Short problem:
Reproduce every line of the material below, but drop the pictures.

--- START OF Data shown ---

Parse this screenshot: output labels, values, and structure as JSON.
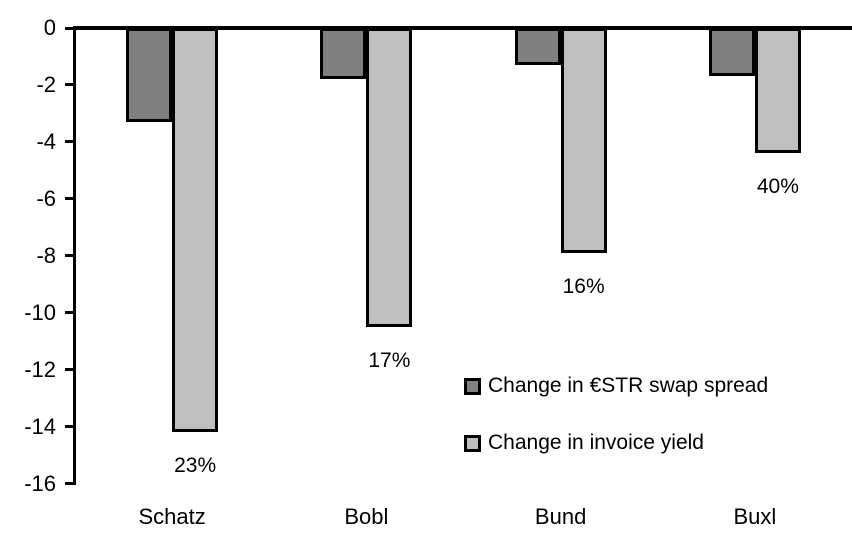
{
  "chart_data": {
    "type": "bar",
    "orientation": "vertical-negative",
    "categories": [
      "Schatz",
      "Bobl",
      "Bund",
      "Buxl"
    ],
    "series": [
      {
        "name": "Change in €STR swap spread",
        "color": "#7f7f7f",
        "values": [
          -3.3,
          -1.8,
          -1.3,
          -1.7
        ]
      },
      {
        "name": "Change in invoice yield",
        "color": "#bfbfbf",
        "values": [
          -14.2,
          -10.5,
          -7.9,
          -4.4
        ]
      }
    ],
    "bar_labels": {
      "attached_series": "Change in invoice yield",
      "values": [
        "23%",
        "17%",
        "16%",
        "40%"
      ]
    },
    "yaxis": {
      "min": -16,
      "max": 0,
      "tick_step": 2,
      "ticks": [
        0,
        -2,
        -4,
        -6,
        -8,
        -10,
        -12,
        -14,
        -16
      ]
    },
    "xlabel": "",
    "ylabel": "",
    "title": "",
    "grid": false,
    "legend_position": "inside-center-right",
    "axis_color": "#000000",
    "background_color": "#ffffff"
  }
}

--- END OF Data shown ---

Correct answer:
Parse this screenshot: output labels, values, and structure as JSON.
{
  "chart_data": {
    "type": "bar",
    "orientation": "vertical-negative",
    "categories": [
      "Schatz",
      "Bobl",
      "Bund",
      "Buxl"
    ],
    "series": [
      {
        "name": "Change in €STR swap spread",
        "color": "#7f7f7f",
        "values": [
          -3.3,
          -1.8,
          -1.3,
          -1.7
        ]
      },
      {
        "name": "Change in invoice yield",
        "color": "#bfbfbf",
        "values": [
          -14.2,
          -10.5,
          -7.9,
          -4.4
        ]
      }
    ],
    "bar_labels": {
      "attached_series": "Change in invoice yield",
      "values": [
        "23%",
        "17%",
        "16%",
        "40%"
      ]
    },
    "yaxis": {
      "min": -16,
      "max": 0,
      "tick_step": 2,
      "ticks": [
        0,
        -2,
        -4,
        -6,
        -8,
        -10,
        -12,
        -14,
        -16
      ]
    },
    "xlabel": "",
    "ylabel": "",
    "title": "",
    "grid": false,
    "legend_position": "inside-center-right",
    "axis_color": "#000000",
    "background_color": "#ffffff"
  }
}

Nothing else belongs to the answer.